TASK DIRECTIONS:
Your task is to repeat the entries underneath exactly, minus the pictures.

RECORDS SUPPLIED:

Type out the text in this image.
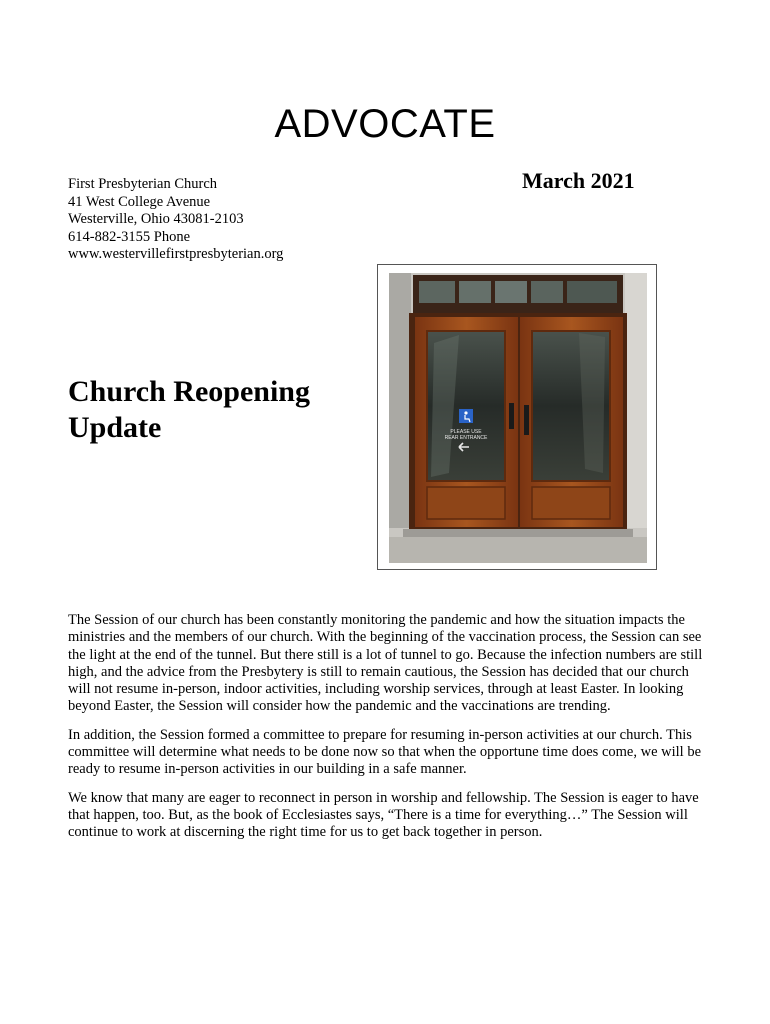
ADVOCATE
First Presbyterian Church
41 West College Avenue
Westerville, Ohio 43081-2103
614-882-3155 Phone
www.westervillefirstpresbyterian.org
March 2021
Church Reopening
Update	PLEASE USE
REAR ENTRANCE

The Session of our church has been constantly monitoring the pandemic and how the situation impacts the ministries and the members of our church. With the beginning of the vaccination process, the Session can see the light at the end of the tunnel. But there still is a lot of tunnel to go. Because the infection numbers are still high, and the advice from the Presbytery is still to remain cautious, the Session has decided that our church will not resume in-person, indoor activities, including worship services, through at least Easter. In looking beyond Easter, the Session will consider how the pandemic and the vaccinations are trending.

In addition, the Session formed a committee to prepare for resuming in-person activities at our church. This committee will determine what needs to be done now so that when the opportune time does come, we will be ready to resume in-person activities in our building in a safe manner.

We know that many are eager to reconnect in person in worship and fellowship. The Session is eager to have that happen, too. But, as the book of Ecclesiastes says, “There is a time for everything…” The Session will continue to work at discerning the right time for us to get back together in person.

THE REPLY:
Type out the text in this image.
ADVOCATE
First Presbyterian Church
41 West College Avenue
Westerville, Ohio 43081-2103
614-882-3155 Phone
www.westervillefirstpresbyterian.org
March 2021
Church Reopening
Update	PLEASE USE
REAR ENTRANCE

The Session of our church has been constantly monitoring the pandemic and how the situation impacts the ministries and the members of our church. With the beginning of the vaccination process, the Session can see the light at the end of the tunnel. But there still is a lot of tunnel to go. Because the infection numbers are still high, and the advice from the Presbytery is still to remain cautious, the Session has decided that our church will not resume in-person, indoor activities, including worship services, through at least Easter. In looking beyond Easter, the Session will consider how the pandemic and the vaccinations are trending.

In addition, the Session formed a committee to prepare for resuming in-person activities at our church. This committee will determine what needs to be done now so that when the opportune time does come, we will be ready to resume in-person activities in our building in a safe manner.

We know that many are eager to reconnect in person in worship and fellowship. The Session is eager to have that happen, too. But, as the book of Ecclesiastes says, “There is a time for everything…” The Session will continue to work at discerning the right time for us to get back together in person.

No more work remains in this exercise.